[Excerpts from a figure dataset]
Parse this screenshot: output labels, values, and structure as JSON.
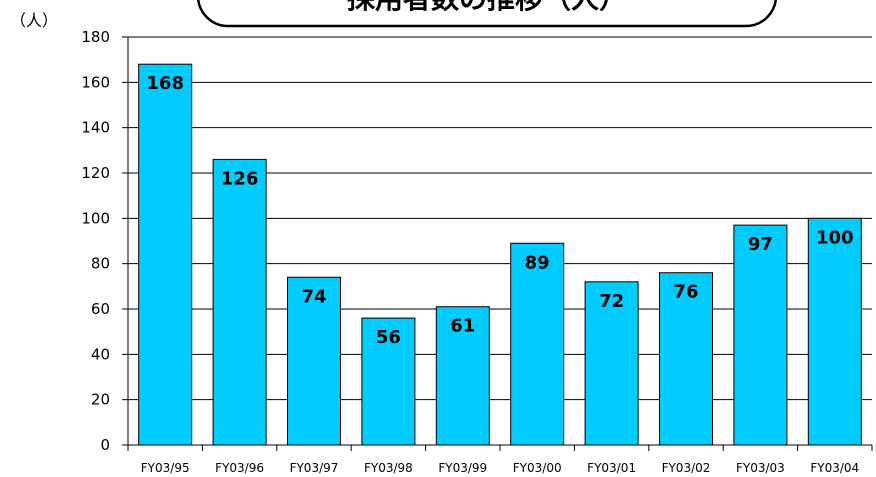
{
  "chart_data": {
    "type": "bar",
    "title": "採用者数の推移（人）",
    "unit_label": "（人）",
    "categories": [
      "FY03/95",
      "FY03/96",
      "FY03/97",
      "FY03/98",
      "FY03/99",
      "FY03/00",
      "FY03/01",
      "FY03/02",
      "FY03/03",
      "FY03/04"
    ],
    "values": [
      168,
      126,
      74,
      56,
      61,
      89,
      72,
      76,
      97,
      100
    ],
    "ylim": [
      0,
      180
    ],
    "yticks": [
      0,
      20,
      40,
      60,
      80,
      100,
      120,
      140,
      160,
      180
    ],
    "grid": true,
    "bar_color": "#00CCFF",
    "legend": "none"
  }
}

TASK PROMPT: Count the lines in the records above that contain the word "values", and give only the number.

RESPONSE BELOW: 2